━━━ Raw records ━━━
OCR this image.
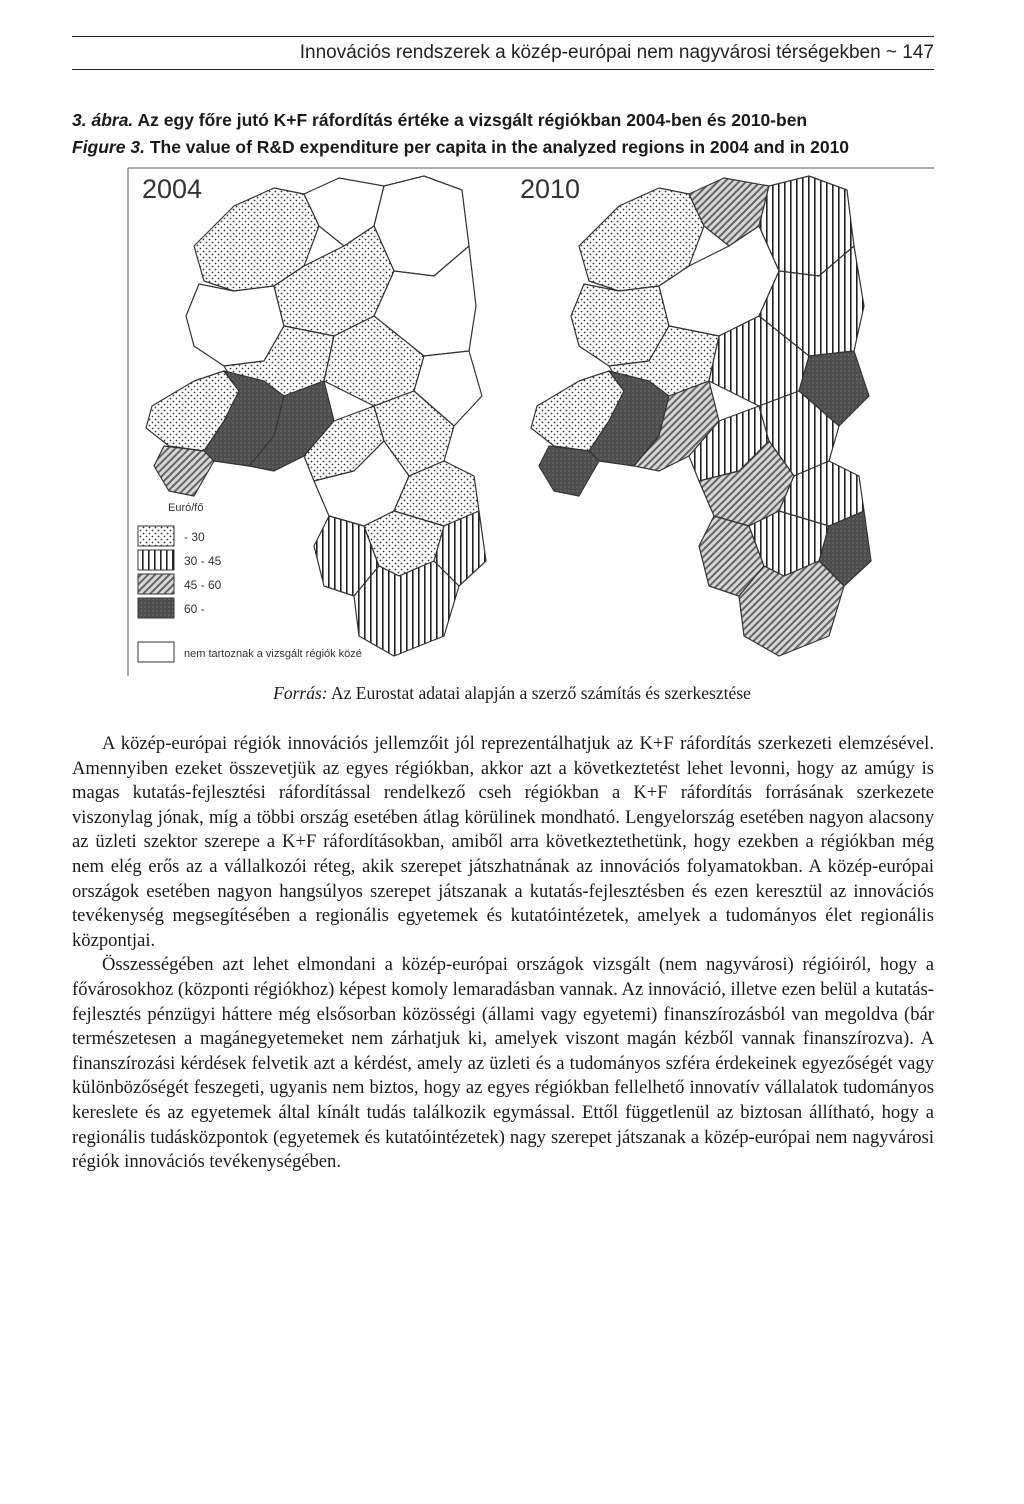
Innovációs rendszerek a közép-európai nem nagyvárosi térségekben ~ 147
3. ábra. Az egy főre jutó K+F ráfordítás értéke a vizsgált régiókban 2004-ben és 2010-ben
Figure 3. The value of R&D expenditure per capita in the analyzed regions in 2004 and in 2010
2004
Euró/fő
- 30
30 - 45
45 - 60
60 -
nem tartoznak a vizsgált régiók közé
2010
Forrás: Az Eurostat adatai alapján a szerző számítás és szerkesztése

A közép-európai régiók innovációs jellemzőit jól reprezentálhatjuk az K+F ráfordítás szerkezeti elemzésével. Amennyiben ezeket összevetjük az egyes régiókban, akkor azt a következtetést lehet levonni, hogy az amúgy is magas kutatás-fejlesztési ráfordítással rendelkező cseh régiókban a K+F ráfordítás forrásának szerkezete viszonylag jónak, míg a többi ország esetében átlag körülinek mondható. Lengyelország esetében nagyon alacsony az üzleti szektor szerepe a K+F ráfordításokban, amiből arra következtethetünk, hogy ezekben a régiókban még nem elég erős az a vállalkozói réteg, akik szerepet játszhatnának az innovációs folyamatokban. A közép-európai országok esetében nagyon hangsúlyos szerepet játszanak a kutatás-fejlesztésben és ezen keresztül az innovációs tevékenység megsegítésében a regionális egyetemek és kutatóintézetek, amelyek a tudományos élet regionális központjai.

Összességében azt lehet elmondani a közép-európai országok vizsgált (nem nagyvárosi) régióiról, hogy a fővárosokhoz (központi régiókhoz) képest komoly lemaradásban vannak. Az innováció, illetve ezen belül a kutatás-fejlesztés pénzügyi háttere még elsősorban közösségi (állami vagy egyetemi) finanszírozásból van megoldva (bár természetesen a magánegyetemeket nem zárhatjuk ki, amelyek viszont magán kézből vannak finanszírozva). A finanszírozási kérdések felvetik azt a kérdést, amely az üzleti és a tudományos szféra érdekeinek egyezőségét vagy különbözőségét feszegeti, ugyanis nem biztos, hogy az egyes régiókban fellelhető innovatív vállalatok tudományos kereslete és az egyetemek által kínált tudás találkozik egymással. Ettől függetlenül az biztosan állítható, hogy a regionális tudásközpontok (egyetemek és kutatóintézetek) nagy szerepet játszanak a közép-európai nem nagyvárosi régiók innovációs tevékenységében.
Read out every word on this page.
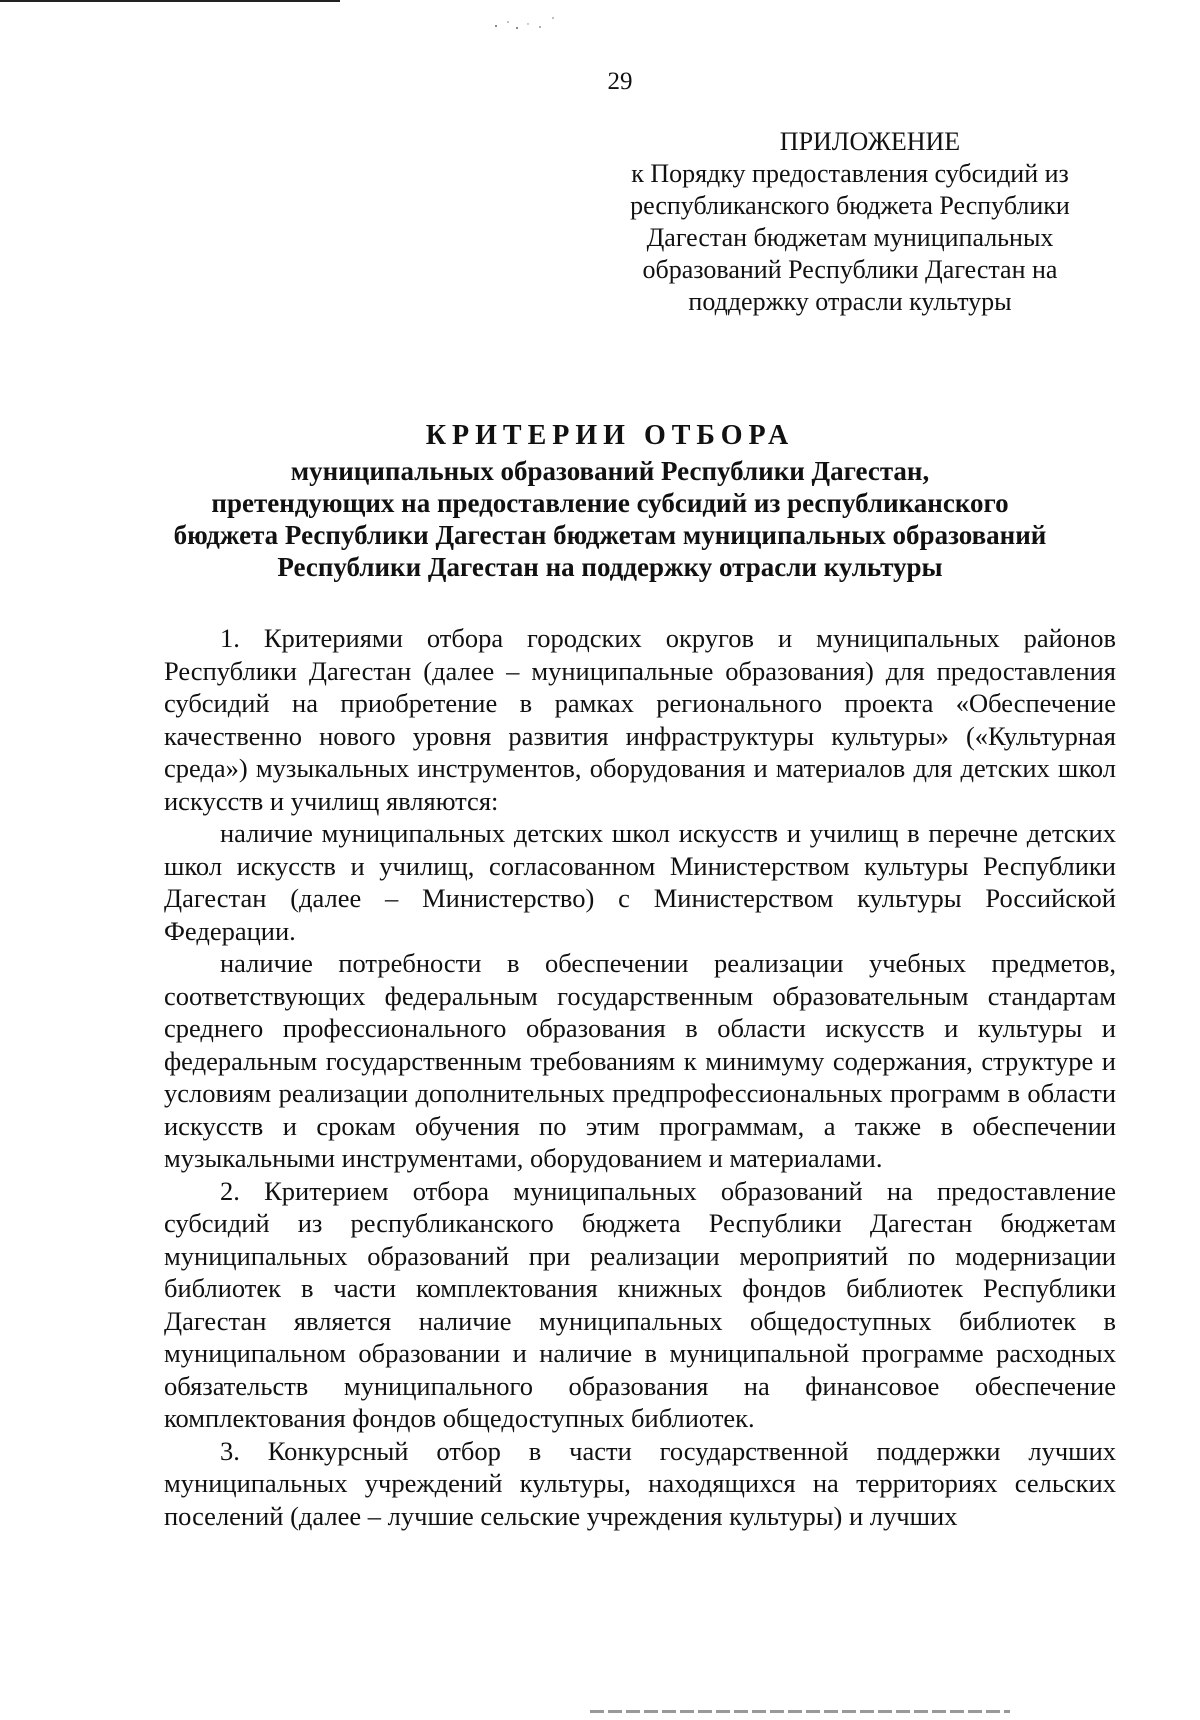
29
ПРИЛОЖЕНИЕ
к Порядку предоставления субсидий из
республиканского бюджета Республики
Дагестан бюджетам муниципальных
образований Республики Дагестан на
поддержку отрасли культуры
КРИТЕРИИ ОТБОРА
муниципальных образований Республики Дагестан,
претендующих на предоставление субсидий из республиканского
бюджета Республики Дагестан бюджетам муниципальных образований
Республики Дагестан на поддержку отрасли культуры

1. Критериями отбора городских округов и муниципальных районов Республики Дагестан (далее – муниципальные образования) для предоставления субсидий на приобретение в рамках регионального проекта «Обеспечение качественно нового уровня развития инфраструктуры культуры» («Культурная среда») музыкальных инструментов, оборудования и материалов для детских школ искусств и училищ являются:

наличие муниципальных детских школ искусств и училищ в перечне детских школ искусств и училищ, согласованном Министерством культуры Республики Дагестан (далее – Министерство) с Министерством культуры Российской Федерации.

наличие потребности в обеспечении реализации учебных предметов, соответствующих федеральным государственным образовательным стандартам среднего профессионального образования в области искусств и культуры и федеральным государственным требованиям к минимуму содержания, структуре и условиям реализации дополнительных предпрофессиональных программ в области искусств и срокам обучения по этим программам, а также в обеспечении музыкальными инструментами, оборудованием и материалами.

2. Критерием отбора муниципальных образований на предоставление субсидий из республиканского бюджета Республики Дагестан бюджетам муниципальных образований при реализации мероприятий по модернизации библиотек в части комплектования книжных фондов библиотек Республики Дагестан является наличие муниципальных общедоступных библиотек в муниципальном образовании и наличие в муниципальной программе расходных обязательств муниципального образования на финансовое обеспечение комплектования фондов общедоступных библиотек.

3. Конкурсный отбор в части государственной поддержки лучших муниципальных учреждений культуры, находящихся на территориях сельских поселений (далее – лучшие сельские учреждения культуры) и лучших
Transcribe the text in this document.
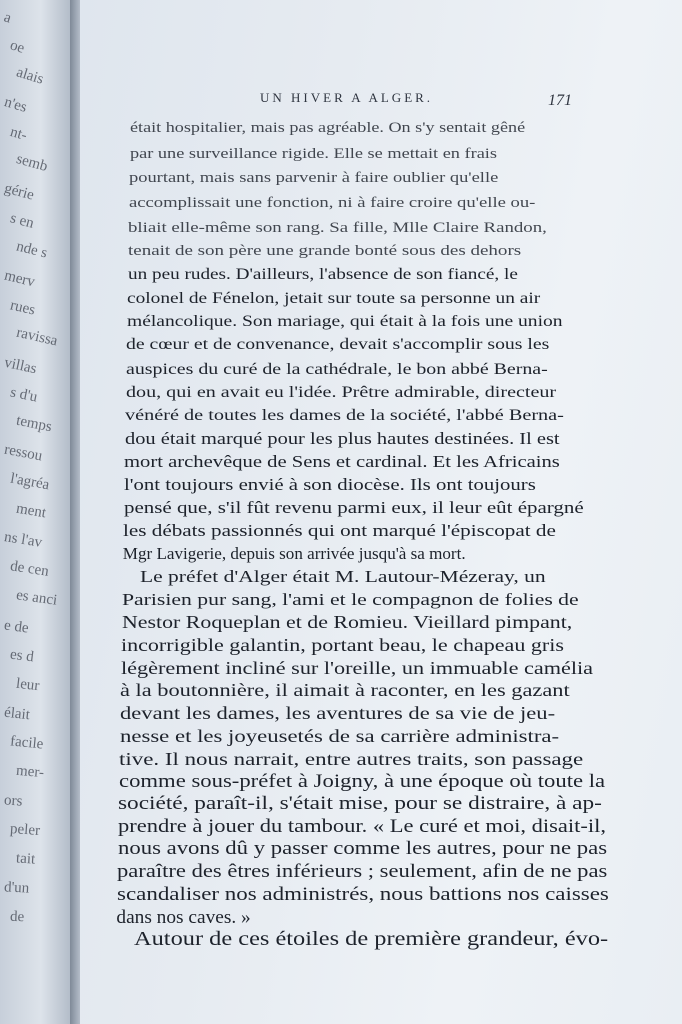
a
oe
alais
n'es
nt-
semb
gérie
s en
nde s
merv
rues
ravissa
villas
s d'u
temps
ressou
l'agréa
ment
ns l'av
de cen
es anci
e de
es d
leur
élait
facile
mer-
ors
peler
tait
d'un
de
UN HIVER A ALGER.	171
était hospitalier, mais pas agréable. On s'y sentait gêné
par une surveillance rigide. Elle se mettait en frais
pourtant, mais sans parvenir à faire oublier qu'elle
accomplissait une fonction, ni à faire croire qu'elle ou-
bliait elle-même son rang. Sa fille, Mlle Claire Randon,
tenait de son père une grande bonté sous des dehors
un peu rudes. D'ailleurs, l'absence de son fiancé, le
colonel de Fénelon, jetait sur toute sa personne un air
mélancolique. Son mariage, qui était à la fois une union
de cœur et de convenance, devait s'accomplir sous les
auspices du curé de la cathédrale, le bon abbé Berna-
dou, qui en avait eu l'idée. Prêtre admirable, directeur
vénéré de toutes les dames de la société, l'abbé Berna-
dou était marqué pour les plus hautes destinées. Il est
mort archevêque de Sens et cardinal. Et les Africains
l'ont toujours envié à son diocèse. Ils ont toujours
pensé que, s'il fût revenu parmi eux, il leur eût épargné
les débats passionnés qui ont marqué l'épiscopat de
Mgr Lavigerie, depuis son arrivée jusqu'à sa mort.
Le préfet d'Alger était M. Lautour-Mézeray, un
Parisien pur sang, l'ami et le compagnon de folies de
Nestor Roqueplan et de Romieu. Vieillard pimpant,
incorrigible galantin, portant beau, le chapeau gris
légèrement incliné sur l'oreille, un immuable camélia
à la boutonnière, il aimait à raconter, en les gazant
devant les dames, les aventures de sa vie de jeu-
nesse et les joyeusetés de sa carrière administra-
tive. Il nous narrait, entre autres traits, son passage
comme sous-préfet à Joigny, à une époque où toute la
société, paraît-il, s'était mise, pour se distraire, à ap-
prendre à jouer du tambour. « Le curé et moi, disait-il,
nous avons dû y passer comme les autres, pour ne pas
paraître des êtres inférieurs ; seulement, afin de ne pas
scandaliser nos administrés, nous battions nos caisses
dans nos caves. »
Autour de ces étoiles de première grandeur, évo-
━━━
## [What the exercise asks]
Copy verbatim the span that begins at the line containing "Transcribe the text in this document." and ends at the last line of the material, inclusive of both; exclude pictures.

## [Full response]
Transcribe the text in this document.
a
oe
alais
n'es
nt-
semb
gérie
s en
nde s
merv
rues
ravissa
villas
s d'u
temps
ressou
l'agréa
ment
ns l'av
de cen
es anci
e de
es d
leur
élait
facile
mer-
ors
peler
tait
d'un
de
UN HIVER A ALGER.	171
était hospitalier, mais pas agréable. On s'y sentait gêné
par une surveillance rigide. Elle se mettait en frais
pourtant, mais sans parvenir à faire oublier qu'elle
accomplissait une fonction, ni à faire croire qu'elle ou-
bliait elle-même son rang. Sa fille, Mlle Claire Randon,
tenait de son père une grande bonté sous des dehors
un peu rudes. D'ailleurs, l'absence de son fiancé, le
colonel de Fénelon, jetait sur toute sa personne un air
mélancolique. Son mariage, qui était à la fois une union
de cœur et de convenance, devait s'accomplir sous les
auspices du curé de la cathédrale, le bon abbé Berna-
dou, qui en avait eu l'idée. Prêtre admirable, directeur
vénéré de toutes les dames de la société, l'abbé Berna-
dou était marqué pour les plus hautes destinées. Il est
mort archevêque de Sens et cardinal. Et les Africains
l'ont toujours envié à son diocèse. Ils ont toujours
pensé que, s'il fût revenu parmi eux, il leur eût épargné
les débats passionnés qui ont marqué l'épiscopat de
Mgr Lavigerie, depuis son arrivée jusqu'à sa mort.
Le préfet d'Alger était M. Lautour-Mézeray, un
Parisien pur sang, l'ami et le compagnon de folies de
Nestor Roqueplan et de Romieu. Vieillard pimpant,
incorrigible galantin, portant beau, le chapeau gris
légèrement incliné sur l'oreille, un immuable camélia
à la boutonnière, il aimait à raconter, en les gazant
devant les dames, les aventures de sa vie de jeu-
nesse et les joyeusetés de sa carrière administra-
tive. Il nous narrait, entre autres traits, son passage
comme sous-préfet à Joigny, à une époque où toute la
société, paraît-il, s'était mise, pour se distraire, à ap-
prendre à jouer du tambour. « Le curé et moi, disait-il,
nous avons dû y passer comme les autres, pour ne pas
paraître des êtres inférieurs ; seulement, afin de ne pas
scandaliser nos administrés, nous battions nos caisses
dans nos caves. »
Autour de ces étoiles de première grandeur, évo-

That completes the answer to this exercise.